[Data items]
%%

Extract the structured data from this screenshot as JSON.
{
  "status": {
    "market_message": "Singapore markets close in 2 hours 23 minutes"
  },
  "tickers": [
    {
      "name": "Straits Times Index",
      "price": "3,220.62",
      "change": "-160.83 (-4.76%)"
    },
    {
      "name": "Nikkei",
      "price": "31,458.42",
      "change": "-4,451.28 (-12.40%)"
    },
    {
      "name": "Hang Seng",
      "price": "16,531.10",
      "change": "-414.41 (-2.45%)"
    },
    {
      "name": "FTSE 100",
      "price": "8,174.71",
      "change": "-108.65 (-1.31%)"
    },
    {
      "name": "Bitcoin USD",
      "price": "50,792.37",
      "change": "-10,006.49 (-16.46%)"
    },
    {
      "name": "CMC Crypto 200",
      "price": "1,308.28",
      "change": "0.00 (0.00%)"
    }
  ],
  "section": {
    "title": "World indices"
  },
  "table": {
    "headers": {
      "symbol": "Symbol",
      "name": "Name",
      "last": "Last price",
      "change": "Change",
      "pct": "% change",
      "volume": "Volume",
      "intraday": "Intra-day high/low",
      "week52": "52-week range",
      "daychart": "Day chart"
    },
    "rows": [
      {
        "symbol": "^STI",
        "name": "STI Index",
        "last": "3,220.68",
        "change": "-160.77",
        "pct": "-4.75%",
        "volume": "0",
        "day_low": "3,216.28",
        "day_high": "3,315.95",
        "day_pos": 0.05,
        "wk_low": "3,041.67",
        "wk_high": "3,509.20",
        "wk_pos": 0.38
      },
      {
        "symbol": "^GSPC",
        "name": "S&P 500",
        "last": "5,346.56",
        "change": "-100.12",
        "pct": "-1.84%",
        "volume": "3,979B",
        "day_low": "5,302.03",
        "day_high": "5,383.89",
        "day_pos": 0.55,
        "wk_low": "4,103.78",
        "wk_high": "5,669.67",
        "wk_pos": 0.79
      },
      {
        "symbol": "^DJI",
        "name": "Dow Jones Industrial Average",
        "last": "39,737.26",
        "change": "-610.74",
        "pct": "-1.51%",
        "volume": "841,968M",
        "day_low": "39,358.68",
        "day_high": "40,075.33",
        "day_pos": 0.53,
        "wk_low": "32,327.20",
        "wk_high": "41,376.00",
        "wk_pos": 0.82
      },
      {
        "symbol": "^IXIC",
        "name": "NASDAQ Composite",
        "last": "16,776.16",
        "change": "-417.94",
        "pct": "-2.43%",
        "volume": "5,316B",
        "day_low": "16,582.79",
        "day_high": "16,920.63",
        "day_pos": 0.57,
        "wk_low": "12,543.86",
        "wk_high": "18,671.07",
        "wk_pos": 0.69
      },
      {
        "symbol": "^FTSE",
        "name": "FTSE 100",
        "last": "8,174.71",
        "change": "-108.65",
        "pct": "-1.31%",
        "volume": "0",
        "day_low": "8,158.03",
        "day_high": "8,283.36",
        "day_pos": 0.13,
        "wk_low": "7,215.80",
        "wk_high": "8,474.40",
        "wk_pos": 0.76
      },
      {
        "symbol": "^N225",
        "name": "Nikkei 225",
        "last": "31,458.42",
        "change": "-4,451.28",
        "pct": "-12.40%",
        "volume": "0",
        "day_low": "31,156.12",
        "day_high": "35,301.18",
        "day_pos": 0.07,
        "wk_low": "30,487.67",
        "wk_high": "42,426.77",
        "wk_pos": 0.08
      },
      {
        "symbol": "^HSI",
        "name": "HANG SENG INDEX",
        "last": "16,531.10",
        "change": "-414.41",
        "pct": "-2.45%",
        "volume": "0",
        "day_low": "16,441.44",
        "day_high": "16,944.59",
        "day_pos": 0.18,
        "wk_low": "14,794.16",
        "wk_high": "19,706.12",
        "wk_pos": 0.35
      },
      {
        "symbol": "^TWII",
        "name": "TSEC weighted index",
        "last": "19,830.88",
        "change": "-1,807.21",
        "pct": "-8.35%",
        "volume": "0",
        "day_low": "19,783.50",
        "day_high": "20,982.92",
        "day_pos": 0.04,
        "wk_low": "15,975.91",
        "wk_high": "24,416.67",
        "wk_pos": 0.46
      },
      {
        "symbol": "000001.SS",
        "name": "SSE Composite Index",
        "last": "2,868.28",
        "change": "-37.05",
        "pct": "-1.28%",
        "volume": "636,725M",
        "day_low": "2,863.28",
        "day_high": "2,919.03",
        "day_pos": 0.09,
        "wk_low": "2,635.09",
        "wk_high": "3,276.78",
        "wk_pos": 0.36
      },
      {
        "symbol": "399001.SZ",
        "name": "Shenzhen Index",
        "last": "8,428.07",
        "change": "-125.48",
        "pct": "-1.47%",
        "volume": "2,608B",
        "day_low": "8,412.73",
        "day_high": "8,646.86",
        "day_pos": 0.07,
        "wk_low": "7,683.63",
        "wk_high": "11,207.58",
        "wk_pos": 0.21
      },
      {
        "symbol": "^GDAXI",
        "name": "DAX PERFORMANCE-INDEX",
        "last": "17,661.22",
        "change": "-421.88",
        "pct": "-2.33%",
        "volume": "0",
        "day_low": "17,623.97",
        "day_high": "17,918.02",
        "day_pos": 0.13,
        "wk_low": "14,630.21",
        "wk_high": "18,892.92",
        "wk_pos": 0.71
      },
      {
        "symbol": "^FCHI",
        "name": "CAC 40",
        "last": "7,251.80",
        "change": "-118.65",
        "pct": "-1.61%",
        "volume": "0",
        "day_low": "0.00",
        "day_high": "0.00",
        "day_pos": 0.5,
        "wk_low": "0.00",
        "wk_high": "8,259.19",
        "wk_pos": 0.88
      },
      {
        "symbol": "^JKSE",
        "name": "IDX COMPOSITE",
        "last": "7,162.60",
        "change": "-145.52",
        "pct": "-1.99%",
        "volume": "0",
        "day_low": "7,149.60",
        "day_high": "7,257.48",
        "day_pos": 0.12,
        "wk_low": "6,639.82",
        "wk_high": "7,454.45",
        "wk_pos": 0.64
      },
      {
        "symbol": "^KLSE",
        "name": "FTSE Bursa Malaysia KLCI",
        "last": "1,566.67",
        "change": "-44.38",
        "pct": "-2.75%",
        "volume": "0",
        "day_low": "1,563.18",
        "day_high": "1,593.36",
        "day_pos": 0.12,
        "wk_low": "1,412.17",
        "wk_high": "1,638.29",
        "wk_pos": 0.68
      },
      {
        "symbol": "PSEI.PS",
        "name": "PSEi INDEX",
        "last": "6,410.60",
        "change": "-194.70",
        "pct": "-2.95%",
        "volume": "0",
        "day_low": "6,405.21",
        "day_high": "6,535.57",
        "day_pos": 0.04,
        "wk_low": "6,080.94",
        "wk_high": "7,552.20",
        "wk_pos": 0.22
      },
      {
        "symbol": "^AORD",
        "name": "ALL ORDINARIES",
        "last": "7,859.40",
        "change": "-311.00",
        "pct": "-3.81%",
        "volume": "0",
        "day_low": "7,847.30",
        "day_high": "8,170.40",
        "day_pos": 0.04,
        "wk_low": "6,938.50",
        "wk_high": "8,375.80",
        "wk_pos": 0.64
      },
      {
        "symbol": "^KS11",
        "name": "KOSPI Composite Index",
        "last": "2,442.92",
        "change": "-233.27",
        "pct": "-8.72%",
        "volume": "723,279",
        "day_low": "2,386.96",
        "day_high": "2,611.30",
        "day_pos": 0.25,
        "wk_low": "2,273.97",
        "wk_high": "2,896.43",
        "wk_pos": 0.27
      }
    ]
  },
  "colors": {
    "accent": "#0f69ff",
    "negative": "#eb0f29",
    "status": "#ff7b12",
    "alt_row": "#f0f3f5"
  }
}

%%

Problem requirements
The records above must be repeated exactly, every one of them.

Exercise output
Extract the structured data from this screenshot as JSON.
{
  "status": {
    "market_message": "Singapore markets close in 2 hours 23 minutes"
  },
  "tickers": [
    {
      "name": "Straits Times Index",
      "price": "3,220.62",
      "change": "-160.83 (-4.76%)"
    },
    {
      "name": "Nikkei",
      "price": "31,458.42",
      "change": "-4,451.28 (-12.40%)"
    },
    {
      "name": "Hang Seng",
      "price": "16,531.10",
      "change": "-414.41 (-2.45%)"
    },
    {
      "name": "FTSE 100",
      "price": "8,174.71",
      "change": "-108.65 (-1.31%)"
    },
    {
      "name": "Bitcoin USD",
      "price": "50,792.37",
      "change": "-10,006.49 (-16.46%)"
    },
    {
      "name": "CMC Crypto 200",
      "price": "1,308.28",
      "change": "0.00 (0.00%)"
    }
  ],
  "section": {
    "title": "World indices"
  },
  "table": {
    "headers": {
      "symbol": "Symbol",
      "name": "Name",
      "last": "Last price",
      "change": "Change",
      "pct": "% change",
      "volume": "Volume",
      "intraday": "Intra-day high/low",
      "week52": "52-week range",
      "daychart": "Day chart"
    },
    "rows": [
      {
        "symbol": "^STI",
        "name": "STI Index",
        "last": "3,220.68",
        "change": "-160.77",
        "pct": "-4.75%",
        "volume": "0",
        "day_low": "3,216.28",
        "day_high": "3,315.95",
        "day_pos": 0.05,
        "wk_low": "3,041.67",
        "wk_high": "3,509.20",
        "wk_pos": 0.38
      },
      {
        "symbol": "^GSPC",
        "name": "S&P 500",
        "last": "5,346.56",
        "change": "-100.12",
        "pct": "-1.84%",
        "volume": "3,979B",
        "day_low": "5,302.03",
        "day_high": "5,383.89",
        "day_pos": 0.55,
        "wk_low": "4,103.78",
        "wk_high": "5,669.67",
        "wk_pos": 0.79
      },
      {
        "symbol": "^DJI",
        "name": "Dow Jones Industrial Average",
        "last": "39,737.26",
        "change": "-610.74",
        "pct": "-1.51%",
        "volume": "841,968M",
        "day_low": "39,358.68",
        "day_high": "40,075.33",
        "day_pos": 0.53,
        "wk_low": "32,327.20",
        "wk_high": "41,376.00",
        "wk_pos": 0.82
      },
      {
        "symbol": "^IXIC",
        "name": "NASDAQ Composite",
        "last": "16,776.16",
        "change": "-417.94",
        "pct": "-2.43%",
        "volume": "5,316B",
        "day_low": "16,582.79",
        "day_high": "16,920.63",
        "day_pos": 0.57,
        "wk_low": "12,543.86",
        "wk_high": "18,671.07",
        "wk_pos": 0.69
      },
      {
        "symbol": "^FTSE",
        "name": "FTSE 100",
        "last": "8,174.71",
        "change": "-108.65",
        "pct": "-1.31%",
        "volume": "0",
        "day_low": "8,158.03",
        "day_high": "8,283.36",
        "day_pos": 0.13,
        "wk_low": "7,215.80",
        "wk_high": "8,474.40",
        "wk_pos": 0.76
      },
      {
        "symbol": "^N225",
        "name": "Nikkei 225",
        "last": "31,458.42",
        "change": "-4,451.28",
        "pct": "-12.40%",
        "volume": "0",
        "day_low": "31,156.12",
        "day_high": "35,301.18",
        "day_pos": 0.07,
        "wk_low": "30,487.67",
        "wk_high": "42,426.77",
        "wk_pos": 0.08
      },
      {
        "symbol": "^HSI",
        "name": "HANG SENG INDEX",
        "last": "16,531.10",
        "change": "-414.41",
        "pct": "-2.45%",
        "volume": "0",
        "day_low": "16,441.44",
        "day_high": "16,944.59",
        "day_pos": 0.18,
        "wk_low": "14,794.16",
        "wk_high": "19,706.12",
        "wk_pos": 0.35
      },
      {
        "symbol": "^TWII",
        "name": "TSEC weighted index",
        "last": "19,830.88",
        "change": "-1,807.21",
        "pct": "-8.35%",
        "volume": "0",
        "day_low": "19,783.50",
        "day_high": "20,982.92",
        "day_pos": 0.04,
        "wk_low": "15,975.91",
        "wk_high": "24,416.67",
        "wk_pos": 0.46
      },
      {
        "symbol": "000001.SS",
        "name": "SSE Composite Index",
        "last": "2,868.28",
        "change": "-37.05",
        "pct": "-1.28%",
        "volume": "636,725M",
        "day_low": "2,863.28",
        "day_high": "2,919.03",
        "day_pos": 0.09,
        "wk_low": "2,635.09",
        "wk_high": "3,276.78",
        "wk_pos": 0.36
      },
      {
        "symbol": "399001.SZ",
        "name": "Shenzhen Index",
        "last": "8,428.07",
        "change": "-125.48",
        "pct": "-1.47%",
        "volume": "2,608B",
        "day_low": "8,412.73",
        "day_high": "8,646.86",
        "day_pos": 0.07,
        "wk_low": "7,683.63",
        "wk_high": "11,207.58",
        "wk_pos": 0.21
      },
      {
        "symbol": "^GDAXI",
        "name": "DAX PERFORMANCE-INDEX",
        "last": "17,661.22",
        "change": "-421.88",
        "pct": "-2.33%",
        "volume": "0",
        "day_low": "17,623.97",
        "day_high": "17,918.02",
        "day_pos": 0.13,
        "wk_low": "14,630.21",
        "wk_high": "18,892.92",
        "wk_pos": 0.71
      },
      {
        "symbol": "^FCHI",
        "name": "CAC 40",
        "last": "7,251.80",
        "change": "-118.65",
        "pct": "-1.61%",
        "volume": "0",
        "day_low": "0.00",
        "day_high": "0.00",
        "day_pos": 0.5,
        "wk_low": "0.00",
        "wk_high": "8,259.19",
        "wk_pos": 0.88
      },
      {
        "symbol": "^JKSE",
        "name": "IDX COMPOSITE",
        "last": "7,162.60",
        "change": "-145.52",
        "pct": "-1.99%",
        "volume": "0",
        "day_low": "7,149.60",
        "day_high": "7,257.48",
        "day_pos": 0.12,
        "wk_low": "6,639.82",
        "wk_high": "7,454.45",
        "wk_pos": 0.64
      },
      {
        "symbol": "^KLSE",
        "name": "FTSE Bursa Malaysia KLCI",
        "last": "1,566.67",
        "change": "-44.38",
        "pct": "-2.75%",
        "volume": "0",
        "day_low": "1,563.18",
        "day_high": "1,593.36",
        "day_pos": 0.12,
        "wk_low": "1,412.17",
        "wk_high": "1,638.29",
        "wk_pos": 0.68
      },
      {
        "symbol": "PSEI.PS",
        "name": "PSEi INDEX",
        "last": "6,410.60",
        "change": "-194.70",
        "pct": "-2.95%",
        "volume": "0",
        "day_low": "6,405.21",
        "day_high": "6,535.57",
        "day_pos": 0.04,
        "wk_low": "6,080.94",
        "wk_high": "7,552.20",
        "wk_pos": 0.22
      },
      {
        "symbol": "^AORD",
        "name": "ALL ORDINARIES",
        "last": "7,859.40",
        "change": "-311.00",
        "pct": "-3.81%",
        "volume": "0",
        "day_low": "7,847.30",
        "day_high": "8,170.40",
        "day_pos": 0.04,
        "wk_low": "6,938.50",
        "wk_high": "8,375.80",
        "wk_pos": 0.64
      },
      {
        "symbol": "^KS11",
        "name": "KOSPI Composite Index",
        "last": "2,442.92",
        "change": "-233.27",
        "pct": "-8.72%",
        "volume": "723,279",
        "day_low": "2,386.96",
        "day_high": "2,611.30",
        "day_pos": 0.25,
        "wk_low": "2,273.97",
        "wk_high": "2,896.43",
        "wk_pos": 0.27
      }
    ]
  },
  "colors": {
    "accent": "#0f69ff",
    "negative": "#eb0f29",
    "status": "#ff7b12",
    "alt_row": "#f0f3f5"
  }
}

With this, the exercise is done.